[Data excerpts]
□ □ □

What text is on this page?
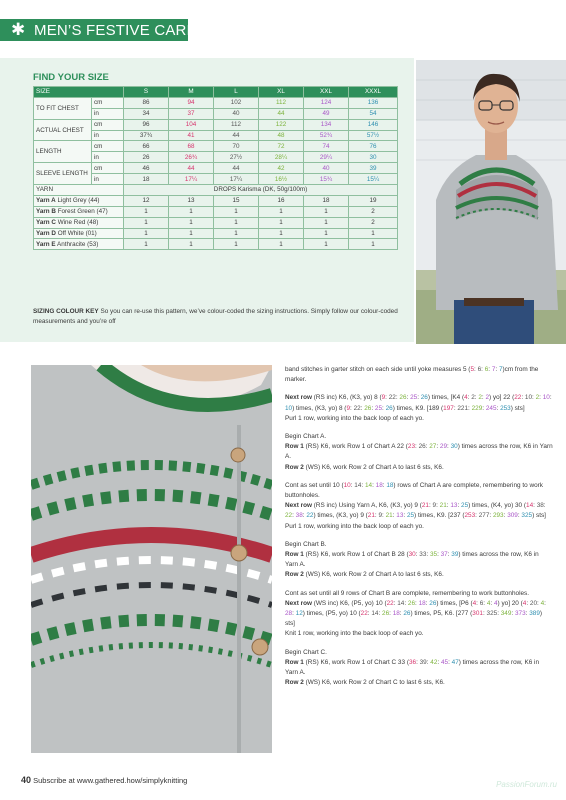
✱ MEN’S FESTIVE CARDI
FIND YOUR SIZE
SIZE		S	M	L	XL	XXL	XXXL
TO FIT CHEST	cm	86	94	102	112	124	136
	in	34	37	40	44	49	54
ACTUAL CHEST	cm	96	104	112	122	134	146
	in	37¾	41	44	48	52¾	57½
LENGTH	cm	66	68	70	72	74	76
	in	26	26¾	27½	28¼	29¼	30
SLEEVE LENGTH	cm	46	44	44	42	40	39
	in	18	17¼	17¼	16½	15¾	15¼
YARN		DROPS Karisma (DK, 50g/100m)					
Yarn A Light Grey (44)		12	13	15	16	18	19
Yarn B Forest Green (47)		1	1	1	1	1	2
Yarn C Wine Red (48)		1	1	1	1	1	2
Yarn D Off White (01)		1	1	1	1	1	1
Yarn E Anthracite (53)		1	1	1	1	1	1
SIZING COLOUR KEY So you can re-use this pattern, we’ve colour-coded the sizing instructions. Simply follow our colour-coded measurements and you’re off

band stitches in garter stitch on each side until yoke measures 5 (5: 6: 6: 7: 7)cm from the marker.

Next row (RS inc) K6, (K3, yo) 8 (9: 22: 26: 25: 26) times, [K4 (4: 2: 2: 2) yo] 22 (22: 10: 2: 10: 10) times, (K3, yo) 8 (9: 22: 26: 25: 26) times, K9. [189 (197: 221: 229: 245: 253) sts]
Purl 1 row, working into the back loop of each yo.

Begin Chart A.
Row 1 (RS) K6, work Row 1 of Chart A 22 (23: 26: 27: 29: 30) times across the row, K6 in Yarn A.
Row 2 (WS) K6, work Row 2 of Chart A to last 6 sts, K6.

Cont as set until 10 (10: 14: 14: 18: 18) rows of Chart A are complete, remembering to work buttonholes.
Next row (RS inc) Using Yarn A, K6, (K3, yo) 9 (21: 9: 21: 13: 25) times, (K4, yo) 30 (14: 38: 22: 38: 22) times, (K3, yo) 9 (21: 9: 21: 13: 25) times, K9. [237 (253: 277: 293: 309: 325) sts]
Purl 1 row, working into the back loop of each yo.

Begin Chart B.
Row 1 (RS) K6, work Row 1 of Chart B 28 (30: 33: 35: 37: 39) times across the row, K6 in Yarn A.
Row 2 (WS) K6, work Row 2 of Chart A to last 6 sts, K6.

Cont as set until all 9 rows of Chart B are complete, remembering to work buttonholes.
Next row (WS inc) K6, (P5, yo) 10 (22: 14: 26: 18: 26) times, [P6 (4: 6: 4: 4) yo] 20 (4: 20: 4: 28: 12) times, (P5, yo) 10 (22: 14: 26: 18: 26) times, P5, K6. [277 (301: 325: 349: 373: 389) sts]
Knit 1 row, working into the back loop of each yo.

Begin Chart C.
Row 1 (RS) K6, work Row 1 of Chart C 33 (36: 39: 42: 45: 47) times across the row, K6 in Yarn A.
Row 2 (WS) K6, work Row 2 of Chart C to last 6 sts, K6.

40 Subscribe at www.gathered.how/simplyknitting	PassionForum.ru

□ □ □

The exercise:
Give only the count of lines in the data that include the string "until".

Output:
3